● **TASK PROMPT**
Print the listing below in its entirety, character for character.

● **EXTRACTED INFORMATION**

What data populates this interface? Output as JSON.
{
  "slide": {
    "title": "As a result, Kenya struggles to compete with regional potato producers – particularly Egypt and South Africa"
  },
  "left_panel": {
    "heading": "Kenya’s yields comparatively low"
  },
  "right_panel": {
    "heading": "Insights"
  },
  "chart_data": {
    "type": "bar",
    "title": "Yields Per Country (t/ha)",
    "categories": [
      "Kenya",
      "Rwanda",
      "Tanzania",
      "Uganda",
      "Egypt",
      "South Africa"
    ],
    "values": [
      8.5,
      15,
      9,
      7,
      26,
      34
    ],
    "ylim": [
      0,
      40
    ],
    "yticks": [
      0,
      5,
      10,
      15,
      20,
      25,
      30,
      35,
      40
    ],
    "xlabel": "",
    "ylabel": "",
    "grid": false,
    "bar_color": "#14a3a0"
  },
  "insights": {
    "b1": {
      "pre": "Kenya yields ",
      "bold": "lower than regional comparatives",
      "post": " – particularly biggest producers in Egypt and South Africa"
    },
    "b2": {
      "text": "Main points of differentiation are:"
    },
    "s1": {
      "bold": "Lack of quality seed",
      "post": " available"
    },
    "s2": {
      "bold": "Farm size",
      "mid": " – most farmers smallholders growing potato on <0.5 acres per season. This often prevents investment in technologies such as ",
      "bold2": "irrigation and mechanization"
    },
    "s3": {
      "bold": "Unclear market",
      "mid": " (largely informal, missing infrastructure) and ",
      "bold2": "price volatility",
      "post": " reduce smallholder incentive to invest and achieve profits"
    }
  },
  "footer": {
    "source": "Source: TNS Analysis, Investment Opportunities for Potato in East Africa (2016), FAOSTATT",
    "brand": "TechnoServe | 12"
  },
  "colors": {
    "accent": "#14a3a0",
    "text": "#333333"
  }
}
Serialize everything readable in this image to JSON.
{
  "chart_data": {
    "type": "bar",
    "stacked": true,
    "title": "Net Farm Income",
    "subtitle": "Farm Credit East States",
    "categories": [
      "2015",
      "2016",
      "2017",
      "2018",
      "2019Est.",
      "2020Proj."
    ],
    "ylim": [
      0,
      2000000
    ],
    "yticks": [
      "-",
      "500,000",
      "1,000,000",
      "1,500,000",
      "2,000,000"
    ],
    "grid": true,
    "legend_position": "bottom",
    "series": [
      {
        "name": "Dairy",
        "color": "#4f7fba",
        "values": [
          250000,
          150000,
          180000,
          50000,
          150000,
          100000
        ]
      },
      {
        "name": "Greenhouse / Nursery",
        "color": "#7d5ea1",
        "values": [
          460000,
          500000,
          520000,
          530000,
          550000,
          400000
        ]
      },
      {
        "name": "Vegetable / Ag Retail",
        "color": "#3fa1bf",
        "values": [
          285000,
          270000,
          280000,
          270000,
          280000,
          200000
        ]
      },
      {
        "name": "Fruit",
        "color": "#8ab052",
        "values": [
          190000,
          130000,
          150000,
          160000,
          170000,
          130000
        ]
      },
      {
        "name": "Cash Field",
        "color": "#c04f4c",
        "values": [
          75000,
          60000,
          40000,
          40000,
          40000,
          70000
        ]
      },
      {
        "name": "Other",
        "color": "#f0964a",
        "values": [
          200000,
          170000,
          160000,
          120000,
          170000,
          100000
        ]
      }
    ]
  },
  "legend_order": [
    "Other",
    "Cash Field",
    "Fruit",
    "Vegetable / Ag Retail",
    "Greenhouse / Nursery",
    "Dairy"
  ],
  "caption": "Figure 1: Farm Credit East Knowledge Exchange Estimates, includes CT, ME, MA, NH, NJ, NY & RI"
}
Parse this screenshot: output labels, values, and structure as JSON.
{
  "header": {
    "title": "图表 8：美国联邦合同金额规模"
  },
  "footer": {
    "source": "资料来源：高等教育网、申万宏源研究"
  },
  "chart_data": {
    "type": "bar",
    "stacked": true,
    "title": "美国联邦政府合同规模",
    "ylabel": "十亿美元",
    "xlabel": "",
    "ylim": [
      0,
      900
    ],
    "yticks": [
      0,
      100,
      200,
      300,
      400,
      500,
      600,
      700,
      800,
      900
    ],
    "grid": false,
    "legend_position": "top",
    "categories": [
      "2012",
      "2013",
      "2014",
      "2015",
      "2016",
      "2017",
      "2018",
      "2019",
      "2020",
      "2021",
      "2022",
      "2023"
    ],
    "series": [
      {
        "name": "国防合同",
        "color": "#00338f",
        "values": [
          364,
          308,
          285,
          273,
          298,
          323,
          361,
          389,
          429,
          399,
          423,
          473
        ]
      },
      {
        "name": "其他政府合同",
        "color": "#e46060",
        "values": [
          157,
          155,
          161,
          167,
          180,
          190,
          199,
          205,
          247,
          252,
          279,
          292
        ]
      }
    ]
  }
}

● **RESPONSE BELOW**
What data populates this interface? Output as JSON.
{
  "slide": {
    "title": "As a result, Kenya struggles to compete with regional potato producers – particularly Egypt and South Africa"
  },
  "left_panel": {
    "heading": "Kenya’s yields comparatively low"
  },
  "right_panel": {
    "heading": "Insights"
  },
  "chart_data": {
    "type": "bar",
    "title": "Yields Per Country (t/ha)",
    "categories": [
      "Kenya",
      "Rwanda",
      "Tanzania",
      "Uganda",
      "Egypt",
      "South Africa"
    ],
    "values": [
      8.5,
      15,
      9,
      7,
      26,
      34
    ],
    "ylim": [
      0,
      40
    ],
    "yticks": [
      0,
      5,
      10,
      15,
      20,
      25,
      30,
      35,
      40
    ],
    "xlabel": "",
    "ylabel": "",
    "grid": false,
    "bar_color": "#14a3a0"
  },
  "insights": {
    "b1": {
      "pre": "Kenya yields ",
      "bold": "lower than regional comparatives",
      "post": " – particularly biggest producers in Egypt and South Africa"
    },
    "b2": {
      "text": "Main points of differentiation are:"
    },
    "s1": {
      "bold": "Lack of quality seed",
      "post": " available"
    },
    "s2": {
      "bold": "Farm size",
      "mid": " – most farmers smallholders growing potato on <0.5 acres per season. This often prevents investment in technologies such as ",
      "bold2": "irrigation and mechanization"
    },
    "s3": {
      "bold": "Unclear market",
      "mid": " (largely informal, missing infrastructure) and ",
      "bold2": "price volatility",
      "post": " reduce smallholder incentive to invest and achieve profits"
    }
  },
  "footer": {
    "source": "Source: TNS Analysis, Investment Opportunities for Potato in East Africa (2016), FAOSTATT",
    "brand": "TechnoServe | 12"
  },
  "colors": {
    "accent": "#14a3a0",
    "text": "#333333"
  }
}
Serialize everything readable in this image to JSON.
{
  "chart_data": {
    "type": "bar",
    "stacked": true,
    "title": "Net Farm Income",
    "subtitle": "Farm Credit East States",
    "categories": [
      "2015",
      "2016",
      "2017",
      "2018",
      "2019Est.",
      "2020Proj."
    ],
    "ylim": [
      0,
      2000000
    ],
    "yticks": [
      "-",
      "500,000",
      "1,000,000",
      "1,500,000",
      "2,000,000"
    ],
    "grid": true,
    "legend_position": "bottom",
    "series": [
      {
        "name": "Dairy",
        "color": "#4f7fba",
        "values": [
          250000,
          150000,
          180000,
          50000,
          150000,
          100000
        ]
      },
      {
        "name": "Greenhouse / Nursery",
        "color": "#7d5ea1",
        "values": [
          460000,
          500000,
          520000,
          530000,
          550000,
          400000
        ]
      },
      {
        "name": "Vegetable / Ag Retail",
        "color": "#3fa1bf",
        "values": [
          285000,
          270000,
          280000,
          270000,
          280000,
          200000
        ]
      },
      {
        "name": "Fruit",
        "color": "#8ab052",
        "values": [
          190000,
          130000,
          150000,
          160000,
          170000,
          130000
        ]
      },
      {
        "name": "Cash Field",
        "color": "#c04f4c",
        "values": [
          75000,
          60000,
          40000,
          40000,
          40000,
          70000
        ]
      },
      {
        "name": "Other",
        "color": "#f0964a",
        "values": [
          200000,
          170000,
          160000,
          120000,
          170000,
          100000
        ]
      }
    ]
  },
  "legend_order": [
    "Other",
    "Cash Field",
    "Fruit",
    "Vegetable / Ag Retail",
    "Greenhouse / Nursery",
    "Dairy"
  ],
  "caption": "Figure 1: Farm Credit East Knowledge Exchange Estimates, includes CT, ME, MA, NH, NJ, NY & RI"
}
Parse this screenshot: output labels, values, and structure as JSON.
{
  "header": {
    "title": "图表 8：美国联邦合同金额规模"
  },
  "footer": {
    "source": "资料来源：高等教育网、申万宏源研究"
  },
  "chart_data": {
    "type": "bar",
    "stacked": true,
    "title": "美国联邦政府合同规模",
    "ylabel": "十亿美元",
    "xlabel": "",
    "ylim": [
      0,
      900
    ],
    "yticks": [
      0,
      100,
      200,
      300,
      400,
      500,
      600,
      700,
      800,
      900
    ],
    "grid": false,
    "legend_position": "top",
    "categories": [
      "2012",
      "2013",
      "2014",
      "2015",
      "2016",
      "2017",
      "2018",
      "2019",
      "2020",
      "2021",
      "2022",
      "2023"
    ],
    "series": [
      {
        "name": "国防合同",
        "color": "#00338f",
        "values": [
          364,
          308,
          285,
          273,
          298,
          323,
          361,
          389,
          429,
          399,
          423,
          473
        ]
      },
      {
        "name": "其他政府合同",
        "color": "#e46060",
        "values": [
          157,
          155,
          161,
          167,
          180,
          190,
          199,
          205,
          247,
          252,
          279,
          292
        ]
      }
    ]
  }
}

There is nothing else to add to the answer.